§ Supplied material
※
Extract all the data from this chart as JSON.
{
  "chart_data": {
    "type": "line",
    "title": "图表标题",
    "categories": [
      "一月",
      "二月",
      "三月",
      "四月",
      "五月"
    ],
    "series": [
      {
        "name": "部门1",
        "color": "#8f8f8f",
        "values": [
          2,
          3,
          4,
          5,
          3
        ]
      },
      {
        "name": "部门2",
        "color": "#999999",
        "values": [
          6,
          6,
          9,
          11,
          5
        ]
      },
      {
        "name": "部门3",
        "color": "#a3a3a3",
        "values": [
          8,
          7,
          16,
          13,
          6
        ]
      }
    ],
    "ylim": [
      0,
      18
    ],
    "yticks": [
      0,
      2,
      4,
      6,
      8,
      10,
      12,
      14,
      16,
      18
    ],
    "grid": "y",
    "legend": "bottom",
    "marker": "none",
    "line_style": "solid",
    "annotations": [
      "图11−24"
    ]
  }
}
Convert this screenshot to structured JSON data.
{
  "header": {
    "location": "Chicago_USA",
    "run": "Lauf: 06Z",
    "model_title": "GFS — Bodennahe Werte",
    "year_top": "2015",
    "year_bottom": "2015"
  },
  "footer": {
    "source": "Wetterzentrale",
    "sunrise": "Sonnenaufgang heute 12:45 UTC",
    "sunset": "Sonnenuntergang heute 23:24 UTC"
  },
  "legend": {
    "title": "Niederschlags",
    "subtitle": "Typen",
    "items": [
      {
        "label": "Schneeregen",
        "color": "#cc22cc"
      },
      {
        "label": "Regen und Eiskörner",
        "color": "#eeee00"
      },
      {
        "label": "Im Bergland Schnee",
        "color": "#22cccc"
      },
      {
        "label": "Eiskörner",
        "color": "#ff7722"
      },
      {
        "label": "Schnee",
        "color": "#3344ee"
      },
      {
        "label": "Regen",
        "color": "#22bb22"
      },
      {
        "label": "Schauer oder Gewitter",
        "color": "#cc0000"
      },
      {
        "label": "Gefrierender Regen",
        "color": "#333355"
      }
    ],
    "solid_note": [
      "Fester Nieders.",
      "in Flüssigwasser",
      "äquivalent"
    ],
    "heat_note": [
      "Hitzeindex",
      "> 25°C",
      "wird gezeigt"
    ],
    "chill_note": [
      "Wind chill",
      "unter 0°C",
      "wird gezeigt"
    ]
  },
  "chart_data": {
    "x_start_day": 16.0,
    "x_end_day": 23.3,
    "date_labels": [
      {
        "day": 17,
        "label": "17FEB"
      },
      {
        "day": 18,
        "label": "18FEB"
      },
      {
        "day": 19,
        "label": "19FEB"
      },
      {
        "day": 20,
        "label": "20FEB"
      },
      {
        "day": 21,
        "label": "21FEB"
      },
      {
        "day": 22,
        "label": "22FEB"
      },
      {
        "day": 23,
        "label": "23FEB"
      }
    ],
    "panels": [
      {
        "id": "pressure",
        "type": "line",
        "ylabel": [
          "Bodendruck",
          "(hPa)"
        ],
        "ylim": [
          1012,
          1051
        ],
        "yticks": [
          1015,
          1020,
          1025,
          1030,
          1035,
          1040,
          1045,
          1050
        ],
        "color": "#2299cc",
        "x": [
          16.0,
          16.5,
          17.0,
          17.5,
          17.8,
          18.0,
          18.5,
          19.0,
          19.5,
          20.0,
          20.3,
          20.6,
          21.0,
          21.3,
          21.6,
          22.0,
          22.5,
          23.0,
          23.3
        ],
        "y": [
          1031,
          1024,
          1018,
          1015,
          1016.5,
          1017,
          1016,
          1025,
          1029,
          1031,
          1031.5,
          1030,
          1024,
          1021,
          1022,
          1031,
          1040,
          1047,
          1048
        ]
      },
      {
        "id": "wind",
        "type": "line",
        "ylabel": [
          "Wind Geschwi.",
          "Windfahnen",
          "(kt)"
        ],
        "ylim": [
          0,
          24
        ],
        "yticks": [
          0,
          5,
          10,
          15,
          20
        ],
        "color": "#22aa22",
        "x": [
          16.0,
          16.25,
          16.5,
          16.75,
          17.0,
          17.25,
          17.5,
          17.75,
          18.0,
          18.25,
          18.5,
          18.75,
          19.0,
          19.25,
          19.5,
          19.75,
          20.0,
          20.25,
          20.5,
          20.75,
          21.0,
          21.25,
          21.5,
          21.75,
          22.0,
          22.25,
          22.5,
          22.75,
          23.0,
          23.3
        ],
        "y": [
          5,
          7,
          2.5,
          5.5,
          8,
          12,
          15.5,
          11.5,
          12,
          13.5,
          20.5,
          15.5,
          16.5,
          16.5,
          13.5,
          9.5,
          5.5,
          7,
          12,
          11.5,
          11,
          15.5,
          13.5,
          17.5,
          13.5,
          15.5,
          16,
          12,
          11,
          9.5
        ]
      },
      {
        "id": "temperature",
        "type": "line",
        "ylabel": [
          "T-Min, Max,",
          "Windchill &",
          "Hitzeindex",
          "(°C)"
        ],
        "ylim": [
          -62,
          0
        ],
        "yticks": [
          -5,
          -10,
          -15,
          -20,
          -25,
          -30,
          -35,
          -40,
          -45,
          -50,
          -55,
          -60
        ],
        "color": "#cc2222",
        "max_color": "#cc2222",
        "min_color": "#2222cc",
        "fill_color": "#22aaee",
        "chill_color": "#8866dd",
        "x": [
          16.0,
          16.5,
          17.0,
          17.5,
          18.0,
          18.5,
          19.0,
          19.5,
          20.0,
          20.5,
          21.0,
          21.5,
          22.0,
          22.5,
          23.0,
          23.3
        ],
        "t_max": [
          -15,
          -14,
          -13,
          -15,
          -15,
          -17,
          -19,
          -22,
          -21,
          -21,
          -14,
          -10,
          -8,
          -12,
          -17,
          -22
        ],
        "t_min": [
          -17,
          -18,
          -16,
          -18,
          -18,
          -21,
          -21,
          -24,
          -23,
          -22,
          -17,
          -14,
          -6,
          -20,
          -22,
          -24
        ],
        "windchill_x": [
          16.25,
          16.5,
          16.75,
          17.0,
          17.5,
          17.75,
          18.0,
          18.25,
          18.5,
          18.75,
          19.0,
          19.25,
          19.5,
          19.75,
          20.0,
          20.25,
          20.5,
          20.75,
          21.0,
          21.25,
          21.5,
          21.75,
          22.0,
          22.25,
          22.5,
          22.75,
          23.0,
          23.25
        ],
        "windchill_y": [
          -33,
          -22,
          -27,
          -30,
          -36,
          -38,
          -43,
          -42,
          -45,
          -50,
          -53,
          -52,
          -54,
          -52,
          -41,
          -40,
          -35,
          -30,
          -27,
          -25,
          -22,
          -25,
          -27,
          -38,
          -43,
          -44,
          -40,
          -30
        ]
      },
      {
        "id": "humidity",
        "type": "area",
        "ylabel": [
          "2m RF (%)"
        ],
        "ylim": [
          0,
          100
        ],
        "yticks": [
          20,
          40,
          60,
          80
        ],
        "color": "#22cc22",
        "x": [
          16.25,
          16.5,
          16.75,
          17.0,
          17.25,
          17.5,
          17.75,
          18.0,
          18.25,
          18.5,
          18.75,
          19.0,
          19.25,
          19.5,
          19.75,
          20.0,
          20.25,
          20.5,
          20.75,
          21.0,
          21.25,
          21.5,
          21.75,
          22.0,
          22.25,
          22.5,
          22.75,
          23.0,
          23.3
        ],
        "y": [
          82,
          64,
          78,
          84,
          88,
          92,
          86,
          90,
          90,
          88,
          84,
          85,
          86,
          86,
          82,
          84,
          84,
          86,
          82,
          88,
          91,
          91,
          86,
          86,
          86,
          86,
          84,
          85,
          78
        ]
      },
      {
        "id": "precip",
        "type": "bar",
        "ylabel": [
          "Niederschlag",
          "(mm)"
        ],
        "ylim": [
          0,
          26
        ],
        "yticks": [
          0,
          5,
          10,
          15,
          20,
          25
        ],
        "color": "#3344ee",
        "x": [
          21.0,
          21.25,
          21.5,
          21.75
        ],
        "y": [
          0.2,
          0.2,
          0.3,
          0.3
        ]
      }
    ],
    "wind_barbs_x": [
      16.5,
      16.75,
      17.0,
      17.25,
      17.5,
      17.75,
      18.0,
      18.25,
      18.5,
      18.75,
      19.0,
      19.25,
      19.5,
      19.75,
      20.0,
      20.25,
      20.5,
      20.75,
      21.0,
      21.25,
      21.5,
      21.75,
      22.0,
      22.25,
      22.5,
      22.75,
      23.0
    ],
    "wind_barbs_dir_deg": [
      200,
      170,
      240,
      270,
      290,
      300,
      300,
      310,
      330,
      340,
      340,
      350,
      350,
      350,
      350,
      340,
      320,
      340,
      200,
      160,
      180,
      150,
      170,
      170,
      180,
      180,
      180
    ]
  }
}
※
§ Exercise aim
List each line of the entries that holds the string "this".

§ Answer to the exercise
Extract all the data from this chart as JSON.
Convert this screenshot to structured JSON data.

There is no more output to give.